_Data records_.
=======

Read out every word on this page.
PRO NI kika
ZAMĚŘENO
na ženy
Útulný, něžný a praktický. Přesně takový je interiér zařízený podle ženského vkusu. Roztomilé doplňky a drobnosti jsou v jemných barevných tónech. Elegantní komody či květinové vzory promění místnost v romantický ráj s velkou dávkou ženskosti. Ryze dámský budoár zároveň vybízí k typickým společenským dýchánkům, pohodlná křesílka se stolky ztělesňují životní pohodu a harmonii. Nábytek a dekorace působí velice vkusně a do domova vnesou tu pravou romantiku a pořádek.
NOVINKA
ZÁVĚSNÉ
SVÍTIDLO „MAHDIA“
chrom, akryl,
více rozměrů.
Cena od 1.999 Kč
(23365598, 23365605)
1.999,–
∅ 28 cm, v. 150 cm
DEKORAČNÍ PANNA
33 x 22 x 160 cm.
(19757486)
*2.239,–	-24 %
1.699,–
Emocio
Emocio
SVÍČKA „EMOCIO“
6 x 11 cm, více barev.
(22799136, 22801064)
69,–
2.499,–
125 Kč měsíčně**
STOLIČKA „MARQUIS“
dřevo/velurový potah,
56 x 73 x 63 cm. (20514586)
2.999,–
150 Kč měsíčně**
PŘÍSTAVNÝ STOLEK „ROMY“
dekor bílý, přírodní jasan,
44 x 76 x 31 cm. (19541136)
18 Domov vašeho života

=======

_Directions_. Give the listing above again, word for word.

_Exercise result_.
Read out every word on this page.
PRO NI kika
ZAMĚŘENO
na ženy
Útulný, něžný a praktický. Přesně takový je interiér zařízený podle ženského vkusu. Roztomilé doplňky a drobnosti jsou v jemných barevných tónech. Elegantní komody či květinové vzory promění místnost v romantický ráj s velkou dávkou ženskosti. Ryze dámský budoár zároveň vybízí k typickým společenským dýchánkům, pohodlná křesílka se stolky ztělesňují životní pohodu a harmonii. Nábytek a dekorace působí velice vkusně a do domova vnesou tu pravou romantiku a pořádek.
NOVINKA
ZÁVĚSNÉ
SVÍTIDLO „MAHDIA“
chrom, akryl,
více rozměrů.
Cena od 1.999 Kč
(23365598, 23365605)
1.999,–
∅ 28 cm, v. 150 cm
DEKORAČNÍ PANNA
33 x 22 x 160 cm.
(19757486)
*2.239,–	-24 %
1.699,–
Emocio
Emocio
SVÍČKA „EMOCIO“
6 x 11 cm, více barev.
(22799136, 22801064)
69,–
2.499,–
125 Kč měsíčně**
STOLIČKA „MARQUIS“
dřevo/velurový potah,
56 x 73 x 63 cm. (20514586)
2.999,–
150 Kč měsíčně**
PŘÍSTAVNÝ STOLEK „ROMY“
dekor bílý, přírodní jasan,
44 x 76 x 31 cm. (19541136)
18 Domov vašeho života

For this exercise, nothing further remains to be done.